▸ Dataset content
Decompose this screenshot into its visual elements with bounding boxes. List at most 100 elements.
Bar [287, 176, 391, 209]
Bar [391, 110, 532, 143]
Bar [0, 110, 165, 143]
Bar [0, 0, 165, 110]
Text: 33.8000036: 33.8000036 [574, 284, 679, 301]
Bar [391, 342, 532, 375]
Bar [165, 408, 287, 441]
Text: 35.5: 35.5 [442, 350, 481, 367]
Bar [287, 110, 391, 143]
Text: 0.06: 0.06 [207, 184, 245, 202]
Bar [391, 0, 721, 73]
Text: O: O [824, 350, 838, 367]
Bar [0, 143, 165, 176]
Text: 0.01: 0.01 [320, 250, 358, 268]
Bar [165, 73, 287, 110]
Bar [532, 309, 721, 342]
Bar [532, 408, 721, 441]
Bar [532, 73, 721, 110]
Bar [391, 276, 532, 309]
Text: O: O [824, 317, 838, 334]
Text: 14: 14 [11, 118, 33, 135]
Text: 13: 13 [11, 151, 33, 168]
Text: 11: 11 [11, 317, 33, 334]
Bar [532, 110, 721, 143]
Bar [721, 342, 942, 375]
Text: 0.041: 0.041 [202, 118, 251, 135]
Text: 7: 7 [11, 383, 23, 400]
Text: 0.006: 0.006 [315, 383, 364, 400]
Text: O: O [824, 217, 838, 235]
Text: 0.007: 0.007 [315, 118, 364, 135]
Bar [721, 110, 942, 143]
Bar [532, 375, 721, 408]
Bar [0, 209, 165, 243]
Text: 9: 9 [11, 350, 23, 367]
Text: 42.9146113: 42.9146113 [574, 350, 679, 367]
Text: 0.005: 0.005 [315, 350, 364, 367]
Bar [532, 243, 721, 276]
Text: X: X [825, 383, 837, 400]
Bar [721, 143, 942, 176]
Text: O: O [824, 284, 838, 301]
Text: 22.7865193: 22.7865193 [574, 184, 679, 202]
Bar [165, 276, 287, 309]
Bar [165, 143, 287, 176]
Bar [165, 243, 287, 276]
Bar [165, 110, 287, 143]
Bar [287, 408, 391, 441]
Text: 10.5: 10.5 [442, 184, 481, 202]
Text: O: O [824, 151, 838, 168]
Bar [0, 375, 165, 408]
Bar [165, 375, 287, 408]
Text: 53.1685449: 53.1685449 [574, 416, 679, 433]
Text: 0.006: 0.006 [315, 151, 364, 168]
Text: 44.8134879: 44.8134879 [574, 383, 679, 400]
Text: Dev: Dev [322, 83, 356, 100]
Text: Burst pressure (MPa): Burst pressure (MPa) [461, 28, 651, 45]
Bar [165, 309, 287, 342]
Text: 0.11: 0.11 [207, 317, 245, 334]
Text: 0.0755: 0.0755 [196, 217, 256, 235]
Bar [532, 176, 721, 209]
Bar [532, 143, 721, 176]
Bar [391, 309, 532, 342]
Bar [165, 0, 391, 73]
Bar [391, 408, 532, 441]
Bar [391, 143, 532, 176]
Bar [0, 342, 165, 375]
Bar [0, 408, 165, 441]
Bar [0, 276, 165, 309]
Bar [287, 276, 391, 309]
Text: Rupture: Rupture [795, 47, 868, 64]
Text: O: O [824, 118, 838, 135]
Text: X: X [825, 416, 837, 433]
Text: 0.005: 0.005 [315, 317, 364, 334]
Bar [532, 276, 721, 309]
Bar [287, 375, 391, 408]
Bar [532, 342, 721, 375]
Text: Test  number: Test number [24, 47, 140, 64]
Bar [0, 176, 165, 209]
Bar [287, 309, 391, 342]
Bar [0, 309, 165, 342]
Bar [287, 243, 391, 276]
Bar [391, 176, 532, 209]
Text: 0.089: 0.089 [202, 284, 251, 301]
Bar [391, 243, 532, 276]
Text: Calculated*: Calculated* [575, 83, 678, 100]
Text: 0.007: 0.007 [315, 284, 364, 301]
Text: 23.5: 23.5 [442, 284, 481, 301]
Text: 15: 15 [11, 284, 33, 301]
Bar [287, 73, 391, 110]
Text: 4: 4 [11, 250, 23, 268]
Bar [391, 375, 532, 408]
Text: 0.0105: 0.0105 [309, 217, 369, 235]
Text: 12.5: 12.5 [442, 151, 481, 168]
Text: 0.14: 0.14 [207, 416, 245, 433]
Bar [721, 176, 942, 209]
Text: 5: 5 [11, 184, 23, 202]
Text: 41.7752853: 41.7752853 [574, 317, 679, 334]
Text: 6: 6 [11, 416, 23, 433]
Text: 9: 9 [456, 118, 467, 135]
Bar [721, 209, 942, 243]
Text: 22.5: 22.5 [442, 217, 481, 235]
--
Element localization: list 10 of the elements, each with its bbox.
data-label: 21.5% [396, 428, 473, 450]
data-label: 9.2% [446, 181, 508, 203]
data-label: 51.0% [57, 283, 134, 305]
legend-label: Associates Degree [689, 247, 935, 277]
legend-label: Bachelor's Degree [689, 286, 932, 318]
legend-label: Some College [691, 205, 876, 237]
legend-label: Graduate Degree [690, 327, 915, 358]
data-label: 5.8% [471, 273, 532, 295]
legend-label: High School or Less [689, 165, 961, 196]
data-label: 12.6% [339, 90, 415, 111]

▸ What you will do
Write out the data between the line holding "Decompose this screenshot" and the line holding "Bar [287, 110, 391, 143]", inclusive, and nothing else.

▸ Response
Decompose this screenshot into its visual elements with bounding boxes. List at most 100 elements.
Bar [287, 176, 391, 209]
Bar [391, 110, 532, 143]
Bar [0, 110, 165, 143]
Bar [0, 0, 165, 110]
Text: 33.8000036: 33.8000036 [574, 284, 679, 301]
Bar [391, 342, 532, 375]
Bar [165, 408, 287, 441]
Text: 35.5: 35.5 [442, 350, 481, 367]
Bar [287, 110, 391, 143]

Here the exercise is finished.